Data to use -

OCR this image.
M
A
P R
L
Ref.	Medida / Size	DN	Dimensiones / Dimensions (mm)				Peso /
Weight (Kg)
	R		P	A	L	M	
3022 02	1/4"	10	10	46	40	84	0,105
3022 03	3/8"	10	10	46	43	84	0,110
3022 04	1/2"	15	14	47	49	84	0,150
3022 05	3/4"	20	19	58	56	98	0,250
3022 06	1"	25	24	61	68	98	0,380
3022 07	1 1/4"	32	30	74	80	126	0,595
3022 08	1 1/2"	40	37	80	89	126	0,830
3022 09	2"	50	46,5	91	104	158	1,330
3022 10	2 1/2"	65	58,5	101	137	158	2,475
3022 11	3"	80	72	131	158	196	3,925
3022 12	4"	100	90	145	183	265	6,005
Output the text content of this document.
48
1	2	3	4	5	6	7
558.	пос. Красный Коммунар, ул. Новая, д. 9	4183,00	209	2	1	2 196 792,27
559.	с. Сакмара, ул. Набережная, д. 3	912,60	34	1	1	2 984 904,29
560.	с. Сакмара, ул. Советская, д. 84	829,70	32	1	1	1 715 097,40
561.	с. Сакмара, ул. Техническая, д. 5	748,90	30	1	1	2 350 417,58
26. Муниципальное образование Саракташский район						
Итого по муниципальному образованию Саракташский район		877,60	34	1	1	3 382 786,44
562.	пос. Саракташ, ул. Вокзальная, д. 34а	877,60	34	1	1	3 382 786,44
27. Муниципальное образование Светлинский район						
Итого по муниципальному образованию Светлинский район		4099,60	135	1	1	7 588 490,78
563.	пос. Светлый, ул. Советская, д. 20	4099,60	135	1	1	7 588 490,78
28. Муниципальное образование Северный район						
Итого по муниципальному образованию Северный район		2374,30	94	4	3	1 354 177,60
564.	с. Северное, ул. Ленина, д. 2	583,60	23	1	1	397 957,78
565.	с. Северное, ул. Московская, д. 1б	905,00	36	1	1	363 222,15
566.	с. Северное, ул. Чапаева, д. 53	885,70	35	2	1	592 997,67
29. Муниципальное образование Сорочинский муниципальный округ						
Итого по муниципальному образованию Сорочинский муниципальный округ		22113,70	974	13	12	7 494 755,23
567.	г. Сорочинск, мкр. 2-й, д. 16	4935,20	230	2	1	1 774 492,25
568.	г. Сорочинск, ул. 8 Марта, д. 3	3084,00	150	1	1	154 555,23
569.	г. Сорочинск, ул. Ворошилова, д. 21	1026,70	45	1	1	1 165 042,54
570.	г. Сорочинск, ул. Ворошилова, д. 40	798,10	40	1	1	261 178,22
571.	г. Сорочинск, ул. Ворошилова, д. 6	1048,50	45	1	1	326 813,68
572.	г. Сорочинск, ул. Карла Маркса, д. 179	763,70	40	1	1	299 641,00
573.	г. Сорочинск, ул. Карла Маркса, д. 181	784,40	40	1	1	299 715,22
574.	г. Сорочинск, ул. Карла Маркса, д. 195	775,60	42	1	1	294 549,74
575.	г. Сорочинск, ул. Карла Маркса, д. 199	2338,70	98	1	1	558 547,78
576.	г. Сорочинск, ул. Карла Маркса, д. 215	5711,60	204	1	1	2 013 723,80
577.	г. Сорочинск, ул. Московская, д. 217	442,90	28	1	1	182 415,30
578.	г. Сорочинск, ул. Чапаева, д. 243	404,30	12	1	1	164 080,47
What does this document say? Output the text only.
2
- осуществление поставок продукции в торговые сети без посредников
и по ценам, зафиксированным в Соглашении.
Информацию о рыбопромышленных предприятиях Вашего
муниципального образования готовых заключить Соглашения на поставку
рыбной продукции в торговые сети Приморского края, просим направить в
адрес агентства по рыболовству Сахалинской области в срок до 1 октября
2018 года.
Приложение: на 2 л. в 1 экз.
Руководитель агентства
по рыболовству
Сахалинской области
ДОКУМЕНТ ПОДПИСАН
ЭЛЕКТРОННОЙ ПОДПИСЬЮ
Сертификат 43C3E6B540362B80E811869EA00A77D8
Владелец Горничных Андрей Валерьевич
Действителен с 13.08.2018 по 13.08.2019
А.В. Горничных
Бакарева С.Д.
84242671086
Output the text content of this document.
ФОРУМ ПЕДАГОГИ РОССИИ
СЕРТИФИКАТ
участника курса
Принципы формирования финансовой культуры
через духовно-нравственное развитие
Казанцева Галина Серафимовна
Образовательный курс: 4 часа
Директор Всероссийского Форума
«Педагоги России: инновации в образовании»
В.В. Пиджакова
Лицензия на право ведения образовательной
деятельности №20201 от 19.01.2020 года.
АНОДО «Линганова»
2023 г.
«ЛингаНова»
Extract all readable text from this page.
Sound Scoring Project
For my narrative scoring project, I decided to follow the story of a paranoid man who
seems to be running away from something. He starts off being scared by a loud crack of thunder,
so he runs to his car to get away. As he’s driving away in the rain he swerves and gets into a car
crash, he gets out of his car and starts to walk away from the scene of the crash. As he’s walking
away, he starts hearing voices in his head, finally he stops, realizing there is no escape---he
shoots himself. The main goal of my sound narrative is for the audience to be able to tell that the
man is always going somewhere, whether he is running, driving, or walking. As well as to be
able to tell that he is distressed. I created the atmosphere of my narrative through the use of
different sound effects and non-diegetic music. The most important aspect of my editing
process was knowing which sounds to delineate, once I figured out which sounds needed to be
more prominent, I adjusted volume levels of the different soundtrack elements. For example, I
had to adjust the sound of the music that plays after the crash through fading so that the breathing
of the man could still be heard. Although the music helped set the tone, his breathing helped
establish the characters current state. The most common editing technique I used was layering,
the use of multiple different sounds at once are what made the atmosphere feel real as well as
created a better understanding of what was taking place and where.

Stated goal - Where a line in the entries holds "Сакмара", copy that line.

The solution -
559.	с. Сакмара, ул. Набережная, д. 3	912,60	34	1	1	2 984 904,29
560.	с. Сакмара, ул. Советская, д. 84	829,70	32	1	1	1 715 097,40
561.	с. Сакмара, ул. Техническая, д. 5	748,90	30	1	1	2 350 417,58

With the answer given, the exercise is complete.